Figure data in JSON
○ ○ ○ ○ ○ ○ ○

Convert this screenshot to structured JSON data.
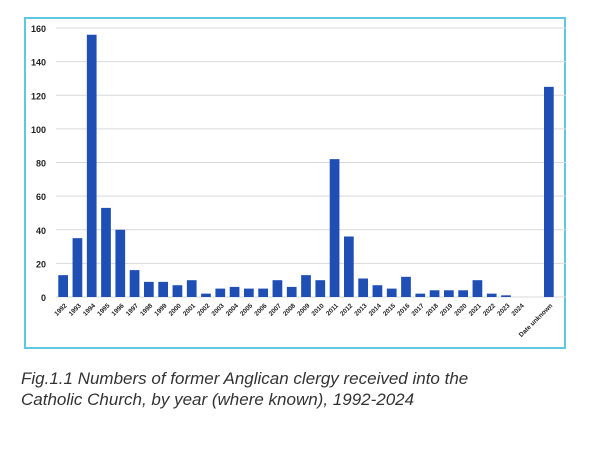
{
  "chart_data": {
    "type": "bar",
    "title": "",
    "xlabel": "",
    "ylabel": "",
    "ylim": [
      0,
      160
    ],
    "yticks": [
      0,
      20,
      40,
      60,
      80,
      100,
      120,
      140,
      160
    ],
    "grid": true,
    "legend": null,
    "bar_color": "#1f4fb5",
    "categories": [
      "1992",
      "1993",
      "1994",
      "1995",
      "1996",
      "1997",
      "1998",
      "1999",
      "2000",
      "2001",
      "2002",
      "2003",
      "2004",
      "2005",
      "2006",
      "2007",
      "2008",
      "2009",
      "2010",
      "2011",
      "2012",
      "2013",
      "2014",
      "2015",
      "2016",
      "2017",
      "2018",
      "2019",
      "2020",
      "2021",
      "2022",
      "2023",
      "2024",
      "",
      "Date unknown"
    ],
    "values": [
      13,
      35,
      156,
      53,
      40,
      16,
      9,
      9,
      7,
      10,
      2,
      5,
      6,
      5,
      5,
      10,
      6,
      13,
      10,
      82,
      36,
      11,
      7,
      5,
      12,
      2,
      4,
      4,
      4,
      10,
      2,
      1,
      0,
      null,
      125
    ]
  },
  "caption": {
    "line1": "Fig.1.1  Numbers of former Anglican clergy received into the",
    "line2": "Catholic Church, by year (where known), 1992-2024"
  },
  "colors": {
    "frame_border": "#5ec8e0",
    "gridline": "#d9d9d9",
    "bar": "#1f4fb5"
  }
}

○ ○ ○ ○ ○ ○ ○

### EXERCISE BRIEF
Write out the full set of lines verbatim, without the pictures.

### WRITTEN SOLUTION
Convert this screenshot to structured JSON data.
{
  "chart_data": {
    "type": "bar",
    "title": "",
    "xlabel": "",
    "ylabel": "",
    "ylim": [
      0,
      160
    ],
    "yticks": [
      0,
      20,
      40,
      60,
      80,
      100,
      120,
      140,
      160
    ],
    "grid": true,
    "legend": null,
    "bar_color": "#1f4fb5",
    "categories": [
      "1992",
      "1993",
      "1994",
      "1995",
      "1996",
      "1997",
      "1998",
      "1999",
      "2000",
      "2001",
      "2002",
      "2003",
      "2004",
      "2005",
      "2006",
      "2007",
      "2008",
      "2009",
      "2010",
      "2011",
      "2012",
      "2013",
      "2014",
      "2015",
      "2016",
      "2017",
      "2018",
      "2019",
      "2020",
      "2021",
      "2022",
      "2023",
      "2024",
      "",
      "Date unknown"
    ],
    "values": [
      13,
      35,
      156,
      53,
      40,
      16,
      9,
      9,
      7,
      10,
      2,
      5,
      6,
      5,
      5,
      10,
      6,
      13,
      10,
      82,
      36,
      11,
      7,
      5,
      12,
      2,
      4,
      4,
      4,
      10,
      2,
      1,
      0,
      null,
      125
    ]
  },
  "caption": {
    "line1": "Fig.1.1  Numbers of former Anglican clergy received into the",
    "line2": "Catholic Church, by year (where known), 1992-2024"
  },
  "colors": {
    "frame_border": "#5ec8e0",
    "gridline": "#d9d9d9",
    "bar": "#1f4fb5"
  }
}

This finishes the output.